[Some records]
__________

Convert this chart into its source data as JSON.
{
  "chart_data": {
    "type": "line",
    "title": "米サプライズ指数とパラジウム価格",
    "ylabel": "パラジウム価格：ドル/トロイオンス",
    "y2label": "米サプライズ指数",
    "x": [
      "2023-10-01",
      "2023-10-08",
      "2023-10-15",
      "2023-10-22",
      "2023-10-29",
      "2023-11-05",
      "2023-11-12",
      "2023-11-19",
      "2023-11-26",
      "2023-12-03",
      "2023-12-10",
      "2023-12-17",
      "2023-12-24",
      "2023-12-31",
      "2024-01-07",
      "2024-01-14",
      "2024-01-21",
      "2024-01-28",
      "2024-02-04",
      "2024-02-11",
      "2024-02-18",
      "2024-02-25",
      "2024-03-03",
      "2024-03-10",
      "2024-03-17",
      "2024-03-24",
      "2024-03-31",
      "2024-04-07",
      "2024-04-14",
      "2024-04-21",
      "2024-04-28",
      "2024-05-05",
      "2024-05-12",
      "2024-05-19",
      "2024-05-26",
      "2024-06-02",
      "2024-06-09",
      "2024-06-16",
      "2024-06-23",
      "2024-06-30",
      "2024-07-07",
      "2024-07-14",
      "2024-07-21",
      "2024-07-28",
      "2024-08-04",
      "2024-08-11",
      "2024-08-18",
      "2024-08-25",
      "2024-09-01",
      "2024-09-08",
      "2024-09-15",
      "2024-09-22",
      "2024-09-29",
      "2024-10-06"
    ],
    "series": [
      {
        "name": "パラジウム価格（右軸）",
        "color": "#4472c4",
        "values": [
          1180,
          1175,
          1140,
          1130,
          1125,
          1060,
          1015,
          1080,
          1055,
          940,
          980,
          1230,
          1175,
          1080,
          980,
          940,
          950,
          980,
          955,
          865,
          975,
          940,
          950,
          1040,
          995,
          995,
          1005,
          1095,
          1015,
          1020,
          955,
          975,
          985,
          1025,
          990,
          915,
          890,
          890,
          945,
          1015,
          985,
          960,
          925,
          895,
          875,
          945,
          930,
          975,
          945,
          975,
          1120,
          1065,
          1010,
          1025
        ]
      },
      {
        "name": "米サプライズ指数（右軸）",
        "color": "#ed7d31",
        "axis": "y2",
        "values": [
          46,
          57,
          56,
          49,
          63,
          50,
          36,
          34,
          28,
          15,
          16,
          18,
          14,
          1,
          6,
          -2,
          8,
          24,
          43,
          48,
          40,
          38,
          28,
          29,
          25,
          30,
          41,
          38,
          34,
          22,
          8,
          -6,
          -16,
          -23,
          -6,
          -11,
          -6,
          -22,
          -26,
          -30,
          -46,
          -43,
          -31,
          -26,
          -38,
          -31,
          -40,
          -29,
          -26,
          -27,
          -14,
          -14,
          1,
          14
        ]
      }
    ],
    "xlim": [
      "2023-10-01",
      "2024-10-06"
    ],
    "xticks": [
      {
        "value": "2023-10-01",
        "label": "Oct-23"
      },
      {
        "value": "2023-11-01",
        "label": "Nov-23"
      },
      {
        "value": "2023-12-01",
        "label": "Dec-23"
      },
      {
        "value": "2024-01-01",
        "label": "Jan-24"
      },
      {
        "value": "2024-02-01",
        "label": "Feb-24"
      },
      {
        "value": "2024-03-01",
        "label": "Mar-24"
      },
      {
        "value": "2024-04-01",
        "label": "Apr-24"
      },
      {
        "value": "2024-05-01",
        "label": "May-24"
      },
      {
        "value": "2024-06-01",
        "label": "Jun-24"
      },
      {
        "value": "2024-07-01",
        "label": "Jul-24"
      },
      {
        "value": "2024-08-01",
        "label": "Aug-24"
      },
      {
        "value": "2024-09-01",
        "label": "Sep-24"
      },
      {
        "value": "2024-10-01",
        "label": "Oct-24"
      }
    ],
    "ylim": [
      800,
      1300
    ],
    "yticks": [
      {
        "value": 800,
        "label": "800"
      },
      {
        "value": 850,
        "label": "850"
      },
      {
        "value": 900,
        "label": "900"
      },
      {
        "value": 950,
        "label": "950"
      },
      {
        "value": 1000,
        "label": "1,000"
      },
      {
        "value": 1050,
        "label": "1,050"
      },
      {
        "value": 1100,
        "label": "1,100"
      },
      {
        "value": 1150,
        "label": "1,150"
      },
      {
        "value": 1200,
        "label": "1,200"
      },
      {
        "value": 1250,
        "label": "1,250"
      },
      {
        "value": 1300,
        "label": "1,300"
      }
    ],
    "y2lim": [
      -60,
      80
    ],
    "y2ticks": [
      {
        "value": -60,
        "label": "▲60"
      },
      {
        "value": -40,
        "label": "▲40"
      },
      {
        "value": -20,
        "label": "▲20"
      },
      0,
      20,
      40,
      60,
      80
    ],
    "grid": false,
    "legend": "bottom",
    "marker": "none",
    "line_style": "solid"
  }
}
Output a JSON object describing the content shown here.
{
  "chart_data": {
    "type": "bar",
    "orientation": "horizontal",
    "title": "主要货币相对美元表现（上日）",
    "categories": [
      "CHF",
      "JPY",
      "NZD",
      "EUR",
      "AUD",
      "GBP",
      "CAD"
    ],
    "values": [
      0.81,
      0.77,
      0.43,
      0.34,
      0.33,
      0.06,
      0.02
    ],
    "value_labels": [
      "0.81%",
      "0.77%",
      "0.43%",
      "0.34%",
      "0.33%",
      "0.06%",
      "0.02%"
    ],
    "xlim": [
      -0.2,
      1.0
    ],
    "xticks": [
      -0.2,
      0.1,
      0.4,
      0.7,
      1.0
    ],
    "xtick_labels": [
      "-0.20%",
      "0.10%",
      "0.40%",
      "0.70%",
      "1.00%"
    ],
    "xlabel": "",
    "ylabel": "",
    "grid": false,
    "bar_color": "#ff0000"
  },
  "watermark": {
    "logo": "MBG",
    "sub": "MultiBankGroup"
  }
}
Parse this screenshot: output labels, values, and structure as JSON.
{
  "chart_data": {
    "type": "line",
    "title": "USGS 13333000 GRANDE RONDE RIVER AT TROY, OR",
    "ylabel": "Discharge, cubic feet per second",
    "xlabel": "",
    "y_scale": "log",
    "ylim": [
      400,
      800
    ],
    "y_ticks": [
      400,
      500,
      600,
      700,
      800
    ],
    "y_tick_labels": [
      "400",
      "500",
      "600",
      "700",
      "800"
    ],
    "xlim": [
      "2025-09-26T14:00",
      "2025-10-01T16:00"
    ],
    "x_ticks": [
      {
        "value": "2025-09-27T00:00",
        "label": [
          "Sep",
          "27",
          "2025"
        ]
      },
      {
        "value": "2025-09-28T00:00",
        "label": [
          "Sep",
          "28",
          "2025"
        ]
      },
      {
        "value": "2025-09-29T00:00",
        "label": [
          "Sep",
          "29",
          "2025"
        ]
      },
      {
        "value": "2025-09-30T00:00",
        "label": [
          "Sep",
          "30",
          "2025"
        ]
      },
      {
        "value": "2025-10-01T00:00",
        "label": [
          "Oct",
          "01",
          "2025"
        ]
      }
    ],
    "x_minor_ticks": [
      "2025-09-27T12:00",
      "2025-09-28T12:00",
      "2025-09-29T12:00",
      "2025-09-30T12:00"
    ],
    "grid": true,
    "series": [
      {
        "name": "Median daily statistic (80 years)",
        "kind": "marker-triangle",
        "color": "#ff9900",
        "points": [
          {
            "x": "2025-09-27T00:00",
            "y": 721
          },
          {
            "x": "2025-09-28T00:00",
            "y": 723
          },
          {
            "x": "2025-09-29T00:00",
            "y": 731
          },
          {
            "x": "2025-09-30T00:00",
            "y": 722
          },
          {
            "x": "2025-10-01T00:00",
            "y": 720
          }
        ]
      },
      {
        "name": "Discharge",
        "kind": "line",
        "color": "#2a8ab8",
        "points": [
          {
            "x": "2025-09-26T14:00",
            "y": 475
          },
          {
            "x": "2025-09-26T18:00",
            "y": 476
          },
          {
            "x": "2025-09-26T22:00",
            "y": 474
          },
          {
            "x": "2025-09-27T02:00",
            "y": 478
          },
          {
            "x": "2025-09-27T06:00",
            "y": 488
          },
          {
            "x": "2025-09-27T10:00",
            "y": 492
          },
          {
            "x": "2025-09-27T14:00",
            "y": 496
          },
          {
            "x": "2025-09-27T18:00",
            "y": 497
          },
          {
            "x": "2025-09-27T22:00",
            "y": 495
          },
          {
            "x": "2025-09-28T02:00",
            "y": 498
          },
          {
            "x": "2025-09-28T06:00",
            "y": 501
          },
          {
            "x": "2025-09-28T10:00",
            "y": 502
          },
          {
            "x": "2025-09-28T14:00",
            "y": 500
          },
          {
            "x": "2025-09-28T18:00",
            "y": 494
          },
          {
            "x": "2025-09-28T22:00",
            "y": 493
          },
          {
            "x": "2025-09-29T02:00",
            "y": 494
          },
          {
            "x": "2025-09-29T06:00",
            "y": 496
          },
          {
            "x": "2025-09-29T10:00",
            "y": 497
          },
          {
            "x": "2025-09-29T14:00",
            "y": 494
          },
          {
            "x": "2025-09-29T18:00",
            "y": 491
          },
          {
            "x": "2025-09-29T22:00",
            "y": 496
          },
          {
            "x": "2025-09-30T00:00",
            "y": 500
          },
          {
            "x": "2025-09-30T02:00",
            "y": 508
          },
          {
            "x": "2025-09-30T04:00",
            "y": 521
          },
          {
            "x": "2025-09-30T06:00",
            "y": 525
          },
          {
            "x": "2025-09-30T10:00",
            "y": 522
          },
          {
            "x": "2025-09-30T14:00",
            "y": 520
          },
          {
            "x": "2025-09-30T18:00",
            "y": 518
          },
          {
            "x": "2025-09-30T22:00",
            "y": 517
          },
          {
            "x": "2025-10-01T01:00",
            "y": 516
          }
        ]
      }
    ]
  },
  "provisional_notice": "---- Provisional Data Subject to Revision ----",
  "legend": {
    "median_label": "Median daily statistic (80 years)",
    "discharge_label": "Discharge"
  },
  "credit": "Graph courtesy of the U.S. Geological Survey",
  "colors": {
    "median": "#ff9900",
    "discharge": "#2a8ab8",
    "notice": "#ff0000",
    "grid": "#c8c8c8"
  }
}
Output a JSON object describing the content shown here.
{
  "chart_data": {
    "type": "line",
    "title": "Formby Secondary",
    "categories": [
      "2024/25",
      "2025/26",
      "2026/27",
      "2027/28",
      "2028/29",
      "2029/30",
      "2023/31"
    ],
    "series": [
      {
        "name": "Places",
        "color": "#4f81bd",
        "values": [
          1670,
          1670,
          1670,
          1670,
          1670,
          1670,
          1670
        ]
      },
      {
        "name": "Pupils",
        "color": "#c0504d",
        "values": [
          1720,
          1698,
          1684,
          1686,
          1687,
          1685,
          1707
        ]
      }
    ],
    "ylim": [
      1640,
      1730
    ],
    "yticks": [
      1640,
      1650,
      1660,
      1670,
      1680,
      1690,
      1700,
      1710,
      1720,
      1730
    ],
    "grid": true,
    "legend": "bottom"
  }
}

__________

Go through the listing above and locate each line that holds the word "title". Copy those lines.

    "title": "米サプライズ指数とパラジウム価格",
    "title": "主要货币相对美元表现（上日）",
    "title": "USGS 13333000 GRANDE RONDE RIVER AT TROY, OR",
    "title": "Formby Secondary",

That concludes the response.